(Data excerpts)
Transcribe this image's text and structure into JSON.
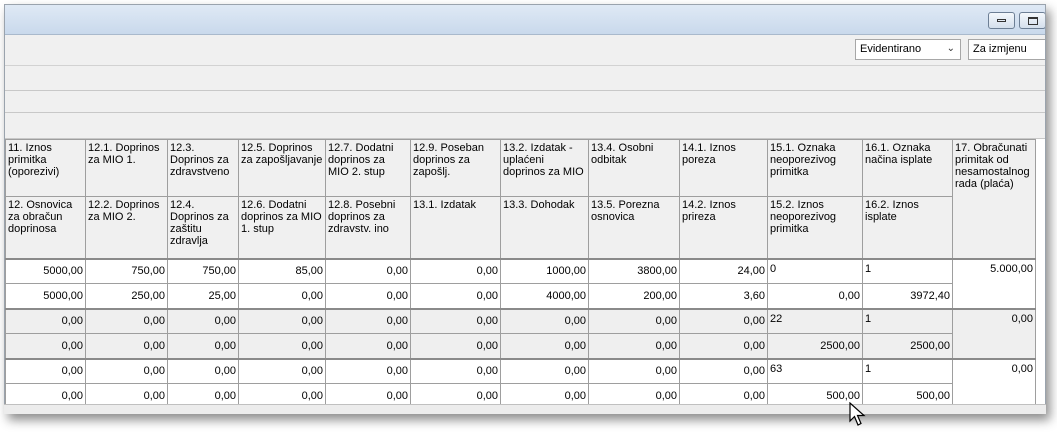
{
  "toolbar": {
    "status_select": "Evidentirano",
    "action_select": "Za izmjenu"
  },
  "grid": {
    "header_top": [
      "11. Iznos primitka (oporezivi)",
      "12.1. Doprinos za MIO 1.",
      "12.3. Doprinos za zdravstveno",
      "12.5. Doprinos za zapošljavanje",
      "12.7. Dodatni doprinos za MIO 2. stup",
      "12.9. Poseban doprinos za zapošlj.",
      "13.2. Izdatak - uplaćeni doprinos za MIO",
      "13.4. Osobni odbitak",
      "14.1. Iznos poreza",
      "15.1. Oznaka neoporezivog primitka",
      "16.1. Oznaka načina isplate",
      "17. Obračunati primitak od nesamostalnog rada (plaća)"
    ],
    "header_bottom": [
      "12. Osnovica za obračun doprinosa",
      "12.2. Doprinos za MIO 2.",
      "12.4. Doprinos za zaštitu zdravlja",
      "12.6. Dodatni doprinos za MIO 1. stup",
      "12.8. Posebni doprinos za zdravstv. ino",
      "13.1. Izdatak",
      "13.3. Dohodak",
      "13.5. Porezna osnovica",
      "14.2. Iznos prireza",
      "15.2. Iznos neoporezivog primitka",
      "16.2. Iznos isplate"
    ],
    "rows": [
      {
        "top": [
          "5000,00",
          "750,00",
          "750,00",
          "85,00",
          "0,00",
          "0,00",
          "1000,00",
          "3800,00",
          "24,00",
          "0",
          "1"
        ],
        "bottom": [
          "5000,00",
          "250,00",
          "25,00",
          "0,00",
          "0,00",
          "0,00",
          "4000,00",
          "200,00",
          "3,60",
          "0,00",
          "3972,40"
        ],
        "total": "5.000,00"
      },
      {
        "top": [
          "0,00",
          "0,00",
          "0,00",
          "0,00",
          "0,00",
          "0,00",
          "0,00",
          "0,00",
          "0,00",
          "22",
          "1"
        ],
        "bottom": [
          "0,00",
          "0,00",
          "0,00",
          "0,00",
          "0,00",
          "0,00",
          "0,00",
          "0,00",
          "0,00",
          "2500,00",
          "2500,00"
        ],
        "total": "0,00"
      },
      {
        "top": [
          "0,00",
          "0,00",
          "0,00",
          "0,00",
          "0,00",
          "0,00",
          "0,00",
          "0,00",
          "0,00",
          "63",
          "1"
        ],
        "bottom": [
          "0,00",
          "0,00",
          "0,00",
          "0,00",
          "0,00",
          "0,00",
          "0,00",
          "0,00",
          "0,00",
          "500,00",
          "500,00"
        ],
        "total": "0,00"
      }
    ]
  }
}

* Exercise: Make an exact copy of the whole listing, but don't bring over any pictures.

* In response:
Transcribe this image's text and structure into JSON.
{
  "toolbar": {
    "status_select": "Evidentirano",
    "action_select": "Za izmjenu"
  },
  "grid": {
    "header_top": [
      "11. Iznos primitka (oporezivi)",
      "12.1. Doprinos za MIO 1.",
      "12.3. Doprinos za zdravstveno",
      "12.5. Doprinos za zapošljavanje",
      "12.7. Dodatni doprinos za MIO 2. stup",
      "12.9. Poseban doprinos za zapošlj.",
      "13.2. Izdatak - uplaćeni doprinos za MIO",
      "13.4. Osobni odbitak",
      "14.1. Iznos poreza",
      "15.1. Oznaka neoporezivog primitka",
      "16.1. Oznaka načina isplate",
      "17. Obračunati primitak od nesamostalnog rada (plaća)"
    ],
    "header_bottom": [
      "12. Osnovica za obračun doprinosa",
      "12.2. Doprinos za MIO 2.",
      "12.4. Doprinos za zaštitu zdravlja",
      "12.6. Dodatni doprinos za MIO 1. stup",
      "12.8. Posebni doprinos za zdravstv. ino",
      "13.1. Izdatak",
      "13.3. Dohodak",
      "13.5. Porezna osnovica",
      "14.2. Iznos prireza",
      "15.2. Iznos neoporezivog primitka",
      "16.2. Iznos isplate"
    ],
    "rows": [
      {
        "top": [
          "5000,00",
          "750,00",
          "750,00",
          "85,00",
          "0,00",
          "0,00",
          "1000,00",
          "3800,00",
          "24,00",
          "0",
          "1"
        ],
        "bottom": [
          "5000,00",
          "250,00",
          "25,00",
          "0,00",
          "0,00",
          "0,00",
          "4000,00",
          "200,00",
          "3,60",
          "0,00",
          "3972,40"
        ],
        "total": "5.000,00"
      },
      {
        "top": [
          "0,00",
          "0,00",
          "0,00",
          "0,00",
          "0,00",
          "0,00",
          "0,00",
          "0,00",
          "0,00",
          "22",
          "1"
        ],
        "bottom": [
          "0,00",
          "0,00",
          "0,00",
          "0,00",
          "0,00",
          "0,00",
          "0,00",
          "0,00",
          "0,00",
          "2500,00",
          "2500,00"
        ],
        "total": "0,00"
      },
      {
        "top": [
          "0,00",
          "0,00",
          "0,00",
          "0,00",
          "0,00",
          "0,00",
          "0,00",
          "0,00",
          "0,00",
          "63",
          "1"
        ],
        "bottom": [
          "0,00",
          "0,00",
          "0,00",
          "0,00",
          "0,00",
          "0,00",
          "0,00",
          "0,00",
          "0,00",
          "500,00",
          "500,00"
        ],
        "total": "0,00"
      }
    ]
  }
}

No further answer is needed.